• Set task:
The records below must be transcribed exactly. Do not include the pictures.
### Record list ###
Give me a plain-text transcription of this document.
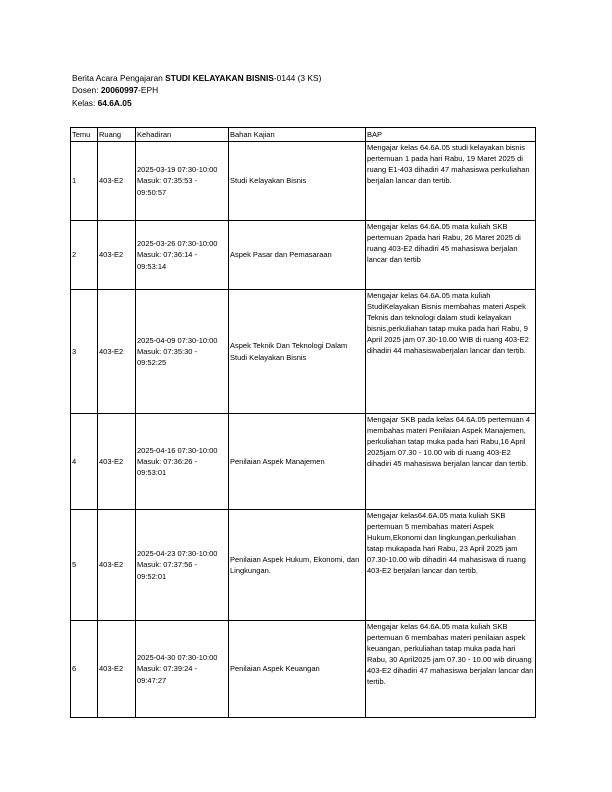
Berita Acara Pengajaran STUDI KELAYAKAN BISNIS-0144 (3 KS)
Dosen: 20060997-EPH
Kelas: 64.6A.05
Temu	Ruang	Kehadiran	Bahan Kajian	BAP
1	403-E2	2025-03-19 07:30-10:00 Masuk: 07:35:53 - 09:50:57	Studi Kelayakan Bisnis	Mengajar kelas 64.6A.05 studi kelayakan bisnis pertemuan 1 pada hari Rabu, 19 Maret 2025 di ruang E1-403 dihadiri 47 mahasiswa perkuliahan berjalan lancar dan tertib.
2	403-E2	2025-03-26 07:30-10:00 Masuk: 07:36:14 - 09:53:14	Aspek Pasar dan Pemasaraan	Mengajar kelas 64.6A.05 mata kuliah SKB pertemuan 2pada hari Rabu, 26 Maret 2025 di ruang 403-E2 dihadiri 45 mahasiswa berjalan lancar dan tertib
3	403-E2	2025-04-09 07:30-10:00 Masuk: 07:35:30 - 09:52:25	Aspek Teknik Dan Teknologi Dalam Studi Kelayakan Bisnis	Mengajar kelas 64.6A.05 mata kuliah StudiKelayakan Bisnis membahas materi Aspek Teknis dan teknologi dalam studi kelayakan bisnis,perkuliahan tatap muka pada hari Rabu, 9 April 2025 jam 07.30-10.00 WIB di ruang 403-E2 dihadiri 44 mahasiswaberjalan lancar dan tertib.
4	403-E2	2025-04-16 07:30-10:00 Masuk: 07:36:26 - 09:53:01	Penilaian Aspek Manajemen	Mengajar SKB pada kelas 64.6A.05 pertemuan 4 membahas materi Penilaian Aspek Manajemen, perkuliahan tatap muka pada hari Rabu,16 April 2025jam 07.30 - 10.00 wib di ruang 403-E2 dihadiri 45 mahasiswa berjalan lancar dan tertib.
5	403-E2	2025-04-23 07:30-10:00 Masuk: 07:37:56 - 09:52:01	Penilaian Aspek Hukum, Ekonomi, dan Lingkungan.	Mengajar kelas64.6A.05 mata kuliah SKB pertemuan 5 membahas materi Aspek Hukum,Ekonomi dan lingkungan,perkuliahan tatap mukapada hari Rabu, 23 April 2025 jam 07.30-10.00 wib dihadiri 44 mahasiswa di ruang 403-E2 berjalan lancar dan tertib.
6	403-E2	2025-04-30 07:30-10:00 Masuk: 07:39:24 - 09:47:27	Penilaian Aspek Keuangan	Mengajar kelas 64.6A.05 mata kuliah SKB pertemuan 6 membahas materi penilaian aspek keuangan, perkuliahan tatap muka pada hari Rabu, 30 April2025 jam 07.30 - 10.00 wib diruang 403-E2 dihadiri 47 mahasiswa berjalan lancar dan tertib.
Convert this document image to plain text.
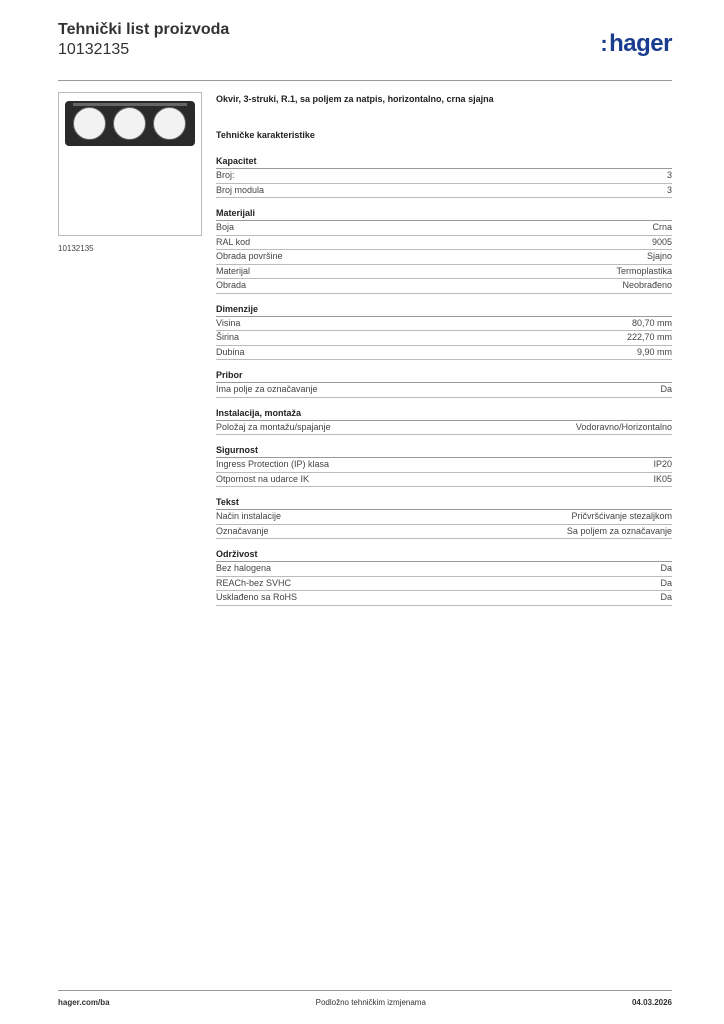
Tehnički list proizvoda
10132135	:hager
10132135
Okvir, 3-struki, R.1, sa poljem za natpis, horizontalno, crna sjajna
Tehničke karakteristike
Kapacitet
Broj:	3
Broj modula	3
Materijali
Boja	Crna
RAL kod	9005
Obrada površine	Sjajno
Materijal	Termoplastika
Obrada	Neobrađeno
Dimenzije
Visina	80,70 mm
Širina	222,70 mm
Dubina	9,90 mm
Pribor
Ima polje za označavanje	Da
Instalacija, montaža
Položaj za montažu/spajanje	Vodoravno/Horizontalno
Sigurnost
Ingress Protection (IP) klasa	IP20
Otpornost na udarce IK	IK05
Tekst
Način instalacije	Pričvršćivanje stezaljkom
Označavanje	Sa poljem za označavanje
Održivost
Bez halogena	Da
REACh-bez SVHC	Da
Usklađeno sa RoHS	Da
hager.com/ba	Podložno tehničkim izmjenama	04.03.2026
###
• Worked answer:
Give me a plain-text transcription of this document.
Berita Acara Pengajaran STUDI KELAYAKAN BISNIS-0144 (3 KS)
Dosen: 20060997-EPH
Kelas: 64.6A.05
Temu	Ruang	Kehadiran	Bahan Kajian	BAP
1	403-E2	2025-03-19 07:30-10:00 Masuk: 07:35:53 - 09:50:57	Studi Kelayakan Bisnis	Mengajar kelas 64.6A.05 studi kelayakan bisnis pertemuan 1 pada hari Rabu, 19 Maret 2025 di ruang E1-403 dihadiri 47 mahasiswa perkuliahan berjalan lancar dan tertib.
2	403-E2	2025-03-26 07:30-10:00 Masuk: 07:36:14 - 09:53:14	Aspek Pasar dan Pemasaraan	Mengajar kelas 64.6A.05 mata kuliah SKB pertemuan 2pada hari Rabu, 26 Maret 2025 di ruang 403-E2 dihadiri 45 mahasiswa berjalan lancar dan tertib
3	403-E2	2025-04-09 07:30-10:00 Masuk: 07:35:30 - 09:52:25	Aspek Teknik Dan Teknologi Dalam Studi Kelayakan Bisnis	Mengajar kelas 64.6A.05 mata kuliah StudiKelayakan Bisnis membahas materi Aspek Teknis dan teknologi dalam studi kelayakan bisnis,perkuliahan tatap muka pada hari Rabu, 9 April 2025 jam 07.30-10.00 WIB di ruang 403-E2 dihadiri 44 mahasiswaberjalan lancar dan tertib.
4	403-E2	2025-04-16 07:30-10:00 Masuk: 07:36:26 - 09:53:01	Penilaian Aspek Manajemen	Mengajar SKB pada kelas 64.6A.05 pertemuan 4 membahas materi Penilaian Aspek Manajemen, perkuliahan tatap muka pada hari Rabu,16 April 2025jam 07.30 - 10.00 wib di ruang 403-E2 dihadiri 45 mahasiswa berjalan lancar dan tertib.
5	403-E2	2025-04-23 07:30-10:00 Masuk: 07:37:56 - 09:52:01	Penilaian Aspek Hukum, Ekonomi, dan Lingkungan.	Mengajar kelas64.6A.05 mata kuliah SKB pertemuan 5 membahas materi Aspek Hukum,Ekonomi dan lingkungan,perkuliahan tatap mukapada hari Rabu, 23 April 2025 jam 07.30-10.00 wib dihadiri 44 mahasiswa di ruang 403-E2 berjalan lancar dan tertib.
6	403-E2	2025-04-30 07:30-10:00 Masuk: 07:39:24 - 09:47:27	Penilaian Aspek Keuangan	Mengajar kelas 64.6A.05 mata kuliah SKB pertemuan 6 membahas materi penilaian aspek keuangan, perkuliahan tatap muka pada hari Rabu, 30 April2025 jam 07.30 - 10.00 wib diruang 403-E2 dihadiri 47 mahasiswa berjalan lancar dan tertib.
Convert this document image to plain text.
Tehnički list proizvoda
10132135	:hager
10132135
Okvir, 3-struki, R.1, sa poljem za natpis, horizontalno, crna sjajna
Tehničke karakteristike
Kapacitet
Broj:	3
Broj modula	3
Materijali
Boja	Crna
RAL kod	9005
Obrada površine	Sjajno
Materijal	Termoplastika
Obrada	Neobrađeno
Dimenzije
Visina	80,70 mm
Širina	222,70 mm
Dubina	9,90 mm
Pribor
Ima polje za označavanje	Da
Instalacija, montaža
Položaj za montažu/spajanje	Vodoravno/Horizontalno
Sigurnost
Ingress Protection (IP) klasa	IP20
Otpornost na udarce IK	IK05
Tekst
Način instalacije	Pričvršćivanje stezaljkom
Označavanje	Sa poljem za označavanje
Održivost
Bez halogena	Da
REACh-bez SVHC	Da
Usklađeno sa RoHS	Da
hager.com/ba	Podložno tehničkim izmjenama	04.03.2026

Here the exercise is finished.